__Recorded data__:
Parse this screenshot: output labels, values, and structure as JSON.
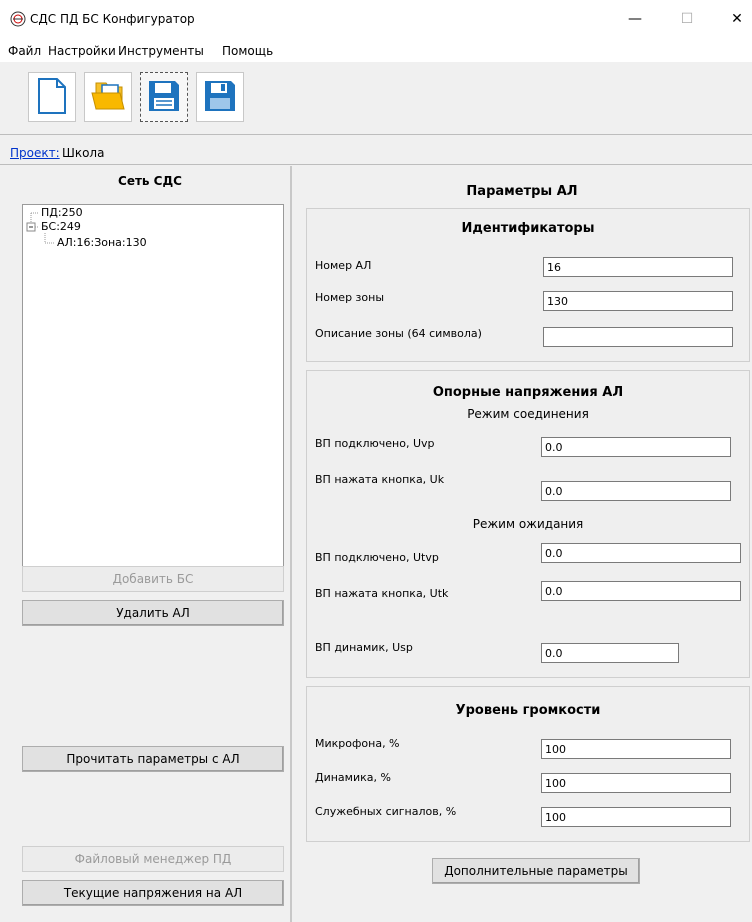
{
  "window": {
    "title": "СДС ПД БС Конфигуратор",
    "minimize_glyph": "—",
    "maximize_glyph": "☐",
    "close_glyph": "✕"
  },
  "menu": {
    "items": [
      "Файл",
      "Настройки",
      "Инструменты",
      "Помощь"
    ]
  },
  "toolbar": {
    "buttons": [
      {
        "icon": "new-file-icon"
      },
      {
        "icon": "open-folder-icon"
      },
      {
        "icon": "save-icon"
      },
      {
        "icon": "save-as-icon"
      }
    ]
  },
  "project": {
    "link_label": "Проект:",
    "name": "Школа"
  },
  "left": {
    "tree_title": "Сеть СДС",
    "tree": [
      "ПД:250",
      "БС:249",
      "АЛ:16:Зона:130"
    ],
    "buttons": {
      "add_bs": "Добавить БС",
      "delete_al": "Удалить АЛ",
      "read_params": "Прочитать параметры с АЛ",
      "file_manager": "Файловый менеджер ПД",
      "current_voltages": "Текущие напряжения на АЛ"
    }
  },
  "right": {
    "title": "Параметры АЛ",
    "identifiers": {
      "title": "Идентификаторы",
      "al_number_label": "Номер АЛ",
      "al_number_value": "16",
      "zone_number_label": "Номер зоны",
      "zone_number_value": "130",
      "zone_desc_label": "Описание зоны (64 символа)",
      "zone_desc_value": ""
    },
    "voltages": {
      "title": "Опорные напряжения  АЛ",
      "connection_mode": "Режим соединения",
      "uvp_label": "ВП подключено, Uvp",
      "uvp_value": "0.0",
      "uk_label": "ВП нажата кнопка, Uk",
      "uk_value": "0.0",
      "standby_mode": "Режим ожидания",
      "utvp_label": "ВП подключено, Utvp",
      "utvp_value": "0.0",
      "utk_label": "ВП нажата кнопка, Utk",
      "utk_value": "0.0",
      "usp_label": "ВП динамик, Usp",
      "usp_value": "0.0"
    },
    "volume": {
      "title": "Уровень громкости",
      "mic_label": "Микрофона, %",
      "mic_value": "100",
      "speaker_label": "Динамика, %",
      "speaker_value": "100",
      "service_label": "Служебных сигналов, %",
      "service_value": "100"
    },
    "extra_button": "Дополнительные параметры"
  }
}
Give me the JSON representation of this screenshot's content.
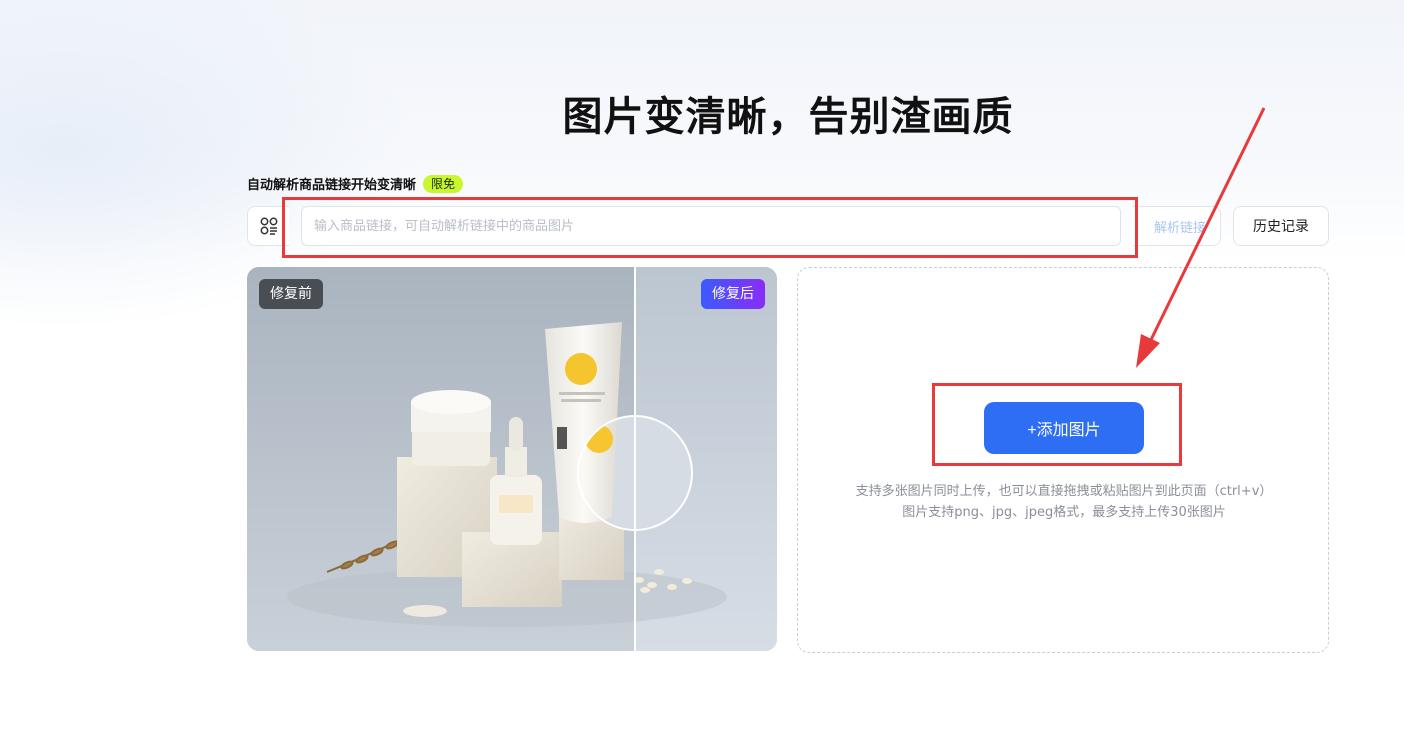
{
  "page": {
    "title": "图片变清晰，告别渣画质"
  },
  "link_section": {
    "subtitle": "自动解析商品链接开始变清晰",
    "badge": "限免",
    "input_placeholder": "输入商品链接，可自动解析链接中的商品图片",
    "parse_label": "解析链接",
    "history_label": "历史记录"
  },
  "compare": {
    "before_label": "修复前",
    "after_label": "修复后"
  },
  "upload": {
    "add_label": "+添加图片",
    "hint_line1": "支持多张图片同时上传，也可以直接拖拽或粘贴图片到此页面（ctrl+v）",
    "hint_line2": "图片支持png、jpg、jpeg格式，最多支持上传30张图片"
  },
  "colors": {
    "accent": "#2e6ef5",
    "highlight": "#e8393b",
    "badge_green": "#c8f72e"
  }
}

__What needs to be done__:
Repeat the listing in full and exactly. Leave any pictures out.

__Reply to the task__:
Parse this screenshot: output labels, values, and structure as JSON.
{
  "window": {
    "title": "СДС ПД БС Конфигуратор",
    "minimize_glyph": "—",
    "maximize_glyph": "☐",
    "close_glyph": "✕"
  },
  "menu": {
    "items": [
      "Файл",
      "Настройки",
      "Инструменты",
      "Помощь"
    ]
  },
  "toolbar": {
    "buttons": [
      {
        "icon": "new-file-icon"
      },
      {
        "icon": "open-folder-icon"
      },
      {
        "icon": "save-icon"
      },
      {
        "icon": "save-as-icon"
      }
    ]
  },
  "project": {
    "link_label": "Проект:",
    "name": "Школа"
  },
  "left": {
    "tree_title": "Сеть СДС",
    "tree": [
      "ПД:250",
      "БС:249",
      "АЛ:16:Зона:130"
    ],
    "buttons": {
      "add_bs": "Добавить БС",
      "delete_al": "Удалить АЛ",
      "read_params": "Прочитать параметры с АЛ",
      "file_manager": "Файловый менеджер ПД",
      "current_voltages": "Текущие напряжения на АЛ"
    }
  },
  "right": {
    "title": "Параметры АЛ",
    "identifiers": {
      "title": "Идентификаторы",
      "al_number_label": "Номер АЛ",
      "al_number_value": "16",
      "zone_number_label": "Номер зоны",
      "zone_number_value": "130",
      "zone_desc_label": "Описание зоны (64 символа)",
      "zone_desc_value": ""
    },
    "voltages": {
      "title": "Опорные напряжения  АЛ",
      "connection_mode": "Режим соединения",
      "uvp_label": "ВП подключено, Uvp",
      "uvp_value": "0.0",
      "uk_label": "ВП нажата кнопка, Uk",
      "uk_value": "0.0",
      "standby_mode": "Режим ожидания",
      "utvp_label": "ВП подключено, Utvp",
      "utvp_value": "0.0",
      "utk_label": "ВП нажата кнопка, Utk",
      "utk_value": "0.0",
      "usp_label": "ВП динамик, Usp",
      "usp_value": "0.0"
    },
    "volume": {
      "title": "Уровень громкости",
      "mic_label": "Микрофона, %",
      "mic_value": "100",
      "speaker_label": "Динамика, %",
      "speaker_value": "100",
      "service_label": "Служебных сигналов, %",
      "service_value": "100"
    },
    "extra_button": "Дополнительные параметры"
  }
}
Give me the JSON representation of this screenshot's content.
{
  "page": {
    "title": "图片变清晰，告别渣画质"
  },
  "link_section": {
    "subtitle": "自动解析商品链接开始变清晰",
    "badge": "限免",
    "input_placeholder": "输入商品链接，可自动解析链接中的商品图片",
    "parse_label": "解析链接",
    "history_label": "历史记录"
  },
  "compare": {
    "before_label": "修复前",
    "after_label": "修复后"
  },
  "upload": {
    "add_label": "+添加图片",
    "hint_line1": "支持多张图片同时上传，也可以直接拖拽或粘贴图片到此页面（ctrl+v）",
    "hint_line2": "图片支持png、jpg、jpeg格式，最多支持上传30张图片"
  },
  "colors": {
    "accent": "#2e6ef5",
    "highlight": "#e8393b",
    "badge_green": "#c8f72e"
  }
}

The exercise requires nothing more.